▶ _Information provided_
━━━━━━━━
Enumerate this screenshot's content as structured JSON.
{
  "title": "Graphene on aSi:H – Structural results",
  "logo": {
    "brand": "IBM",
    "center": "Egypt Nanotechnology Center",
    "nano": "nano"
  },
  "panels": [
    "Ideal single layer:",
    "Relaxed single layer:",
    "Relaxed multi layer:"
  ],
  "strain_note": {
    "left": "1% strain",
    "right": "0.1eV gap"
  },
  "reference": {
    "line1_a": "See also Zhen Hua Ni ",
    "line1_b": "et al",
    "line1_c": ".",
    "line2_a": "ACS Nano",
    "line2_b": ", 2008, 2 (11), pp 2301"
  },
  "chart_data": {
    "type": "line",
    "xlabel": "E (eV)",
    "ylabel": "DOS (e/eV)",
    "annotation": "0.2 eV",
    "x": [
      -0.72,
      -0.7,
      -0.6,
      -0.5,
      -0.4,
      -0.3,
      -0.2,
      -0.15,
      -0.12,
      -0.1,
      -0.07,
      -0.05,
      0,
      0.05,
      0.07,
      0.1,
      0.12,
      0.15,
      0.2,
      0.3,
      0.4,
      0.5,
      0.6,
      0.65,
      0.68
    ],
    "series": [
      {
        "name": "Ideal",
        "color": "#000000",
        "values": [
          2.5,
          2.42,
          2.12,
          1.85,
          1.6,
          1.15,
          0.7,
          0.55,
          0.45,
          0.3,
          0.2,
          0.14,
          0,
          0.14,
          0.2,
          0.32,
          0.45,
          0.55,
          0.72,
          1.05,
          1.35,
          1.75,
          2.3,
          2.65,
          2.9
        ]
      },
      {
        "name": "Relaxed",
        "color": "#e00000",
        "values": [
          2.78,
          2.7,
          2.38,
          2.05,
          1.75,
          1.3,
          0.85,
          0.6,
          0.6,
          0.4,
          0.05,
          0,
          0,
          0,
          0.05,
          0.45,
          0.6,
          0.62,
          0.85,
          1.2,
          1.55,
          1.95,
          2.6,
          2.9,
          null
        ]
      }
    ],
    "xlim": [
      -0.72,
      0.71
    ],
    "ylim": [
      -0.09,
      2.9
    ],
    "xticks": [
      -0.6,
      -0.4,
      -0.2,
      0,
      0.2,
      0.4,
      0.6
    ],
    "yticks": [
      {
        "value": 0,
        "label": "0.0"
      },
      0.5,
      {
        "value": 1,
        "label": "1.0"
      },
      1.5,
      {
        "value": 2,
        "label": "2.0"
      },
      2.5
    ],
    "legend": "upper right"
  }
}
━━━━━━━━
Search the data for "Relaxed". Copy every matching line.

▶ _Full output_
    "Relaxed single layer:",
    "Relaxed multi layer:"
        "name": "Relaxed",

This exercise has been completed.